Short problem: Make an exact transcription of the material, leaving out all images.

Data:
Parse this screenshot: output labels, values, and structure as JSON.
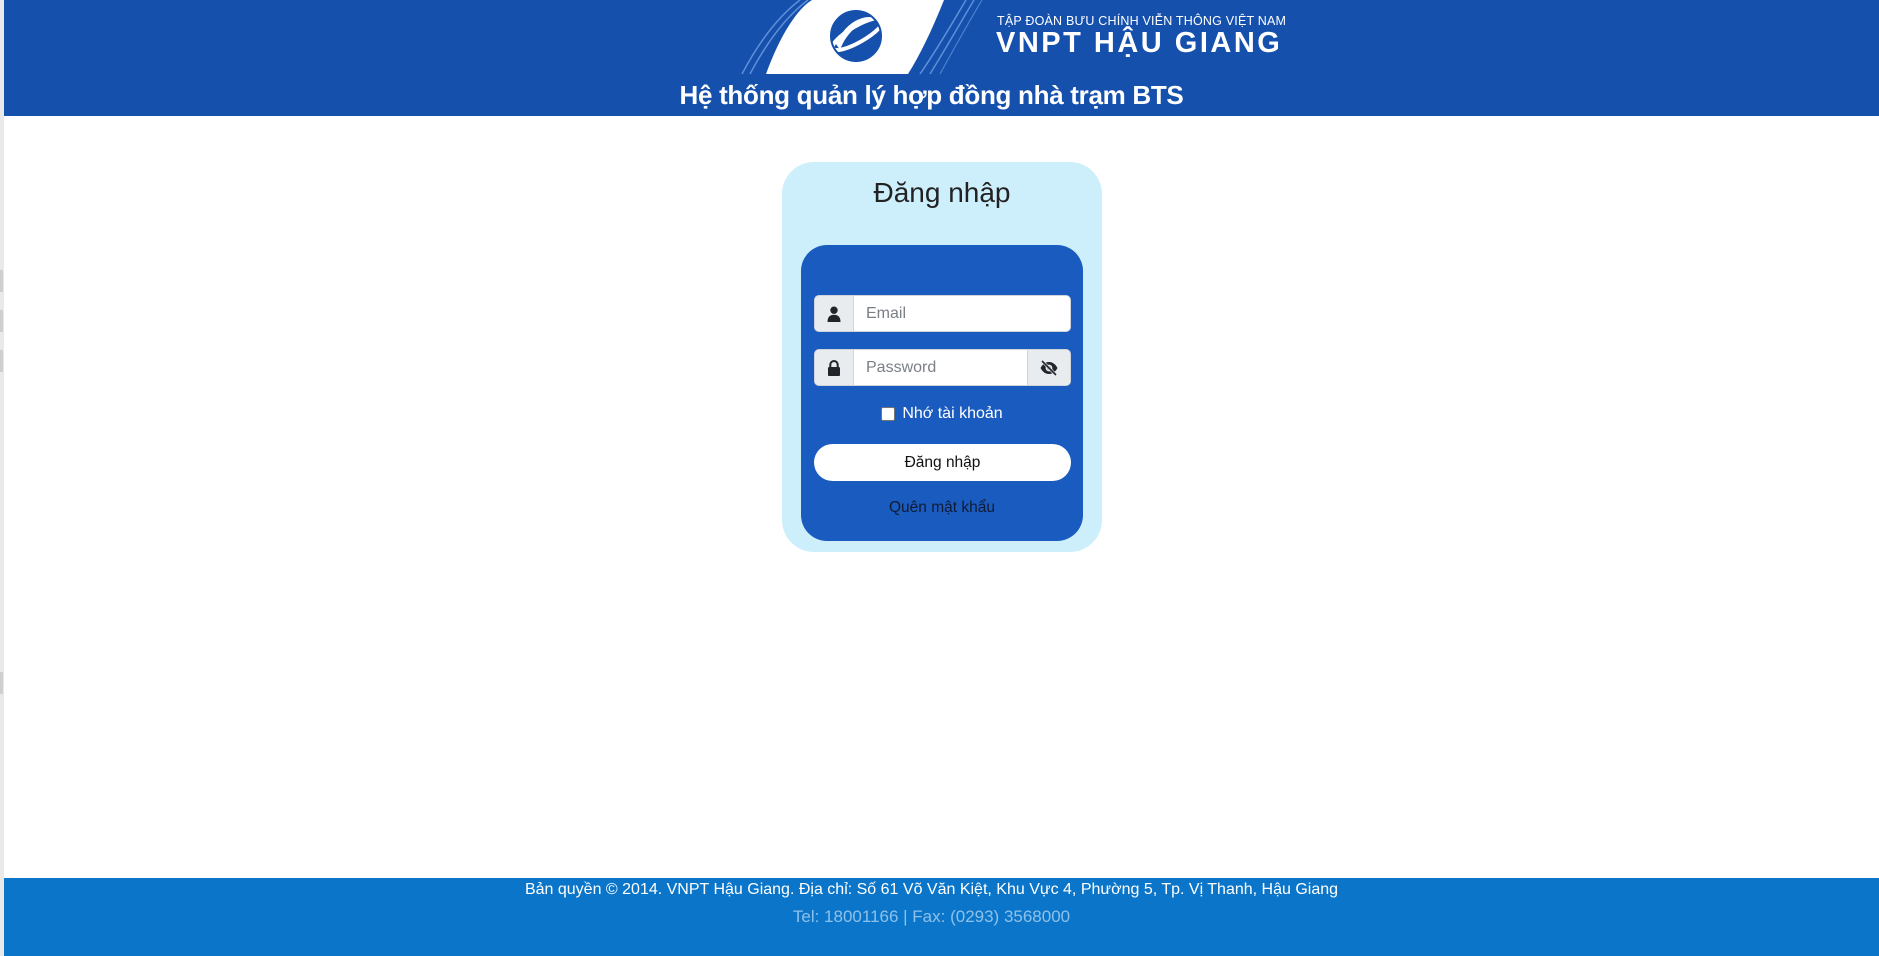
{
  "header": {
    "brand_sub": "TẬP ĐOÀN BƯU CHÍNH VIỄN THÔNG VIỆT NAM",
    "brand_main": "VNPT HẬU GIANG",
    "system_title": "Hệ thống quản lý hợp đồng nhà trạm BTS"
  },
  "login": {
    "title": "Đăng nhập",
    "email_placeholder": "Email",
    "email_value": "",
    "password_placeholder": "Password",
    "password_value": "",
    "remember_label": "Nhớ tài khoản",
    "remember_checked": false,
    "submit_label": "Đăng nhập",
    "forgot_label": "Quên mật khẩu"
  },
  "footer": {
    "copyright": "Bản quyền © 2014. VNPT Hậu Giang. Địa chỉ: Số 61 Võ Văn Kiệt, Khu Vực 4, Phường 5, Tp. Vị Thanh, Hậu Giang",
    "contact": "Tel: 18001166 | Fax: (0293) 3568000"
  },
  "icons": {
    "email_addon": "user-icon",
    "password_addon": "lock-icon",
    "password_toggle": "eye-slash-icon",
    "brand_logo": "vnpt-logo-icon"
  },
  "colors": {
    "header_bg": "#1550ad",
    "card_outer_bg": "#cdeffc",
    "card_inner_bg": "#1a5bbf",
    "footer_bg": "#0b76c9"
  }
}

Written reply:
Parse this screenshot: output labels, values, and structure as JSON.
{
  "header": {
    "brand_sub": "TẬP ĐOÀN BƯU CHÍNH VIỄN THÔNG VIỆT NAM",
    "brand_main": "VNPT HẬU GIANG",
    "system_title": "Hệ thống quản lý hợp đồng nhà trạm BTS"
  },
  "login": {
    "title": "Đăng nhập",
    "email_placeholder": "Email",
    "email_value": "",
    "password_placeholder": "Password",
    "password_value": "",
    "remember_label": "Nhớ tài khoản",
    "remember_checked": false,
    "submit_label": "Đăng nhập",
    "forgot_label": "Quên mật khẩu"
  },
  "footer": {
    "copyright": "Bản quyền © 2014. VNPT Hậu Giang. Địa chỉ: Số 61 Võ Văn Kiệt, Khu Vực 4, Phường 5, Tp. Vị Thanh, Hậu Giang",
    "contact": "Tel: 18001166 | Fax: (0293) 3568000"
  },
  "icons": {
    "email_addon": "user-icon",
    "password_addon": "lock-icon",
    "password_toggle": "eye-slash-icon",
    "brand_logo": "vnpt-logo-icon"
  },
  "colors": {
    "header_bg": "#1550ad",
    "card_outer_bg": "#cdeffc",
    "card_inner_bg": "#1a5bbf",
    "footer_bg": "#0b76c9"
  }
}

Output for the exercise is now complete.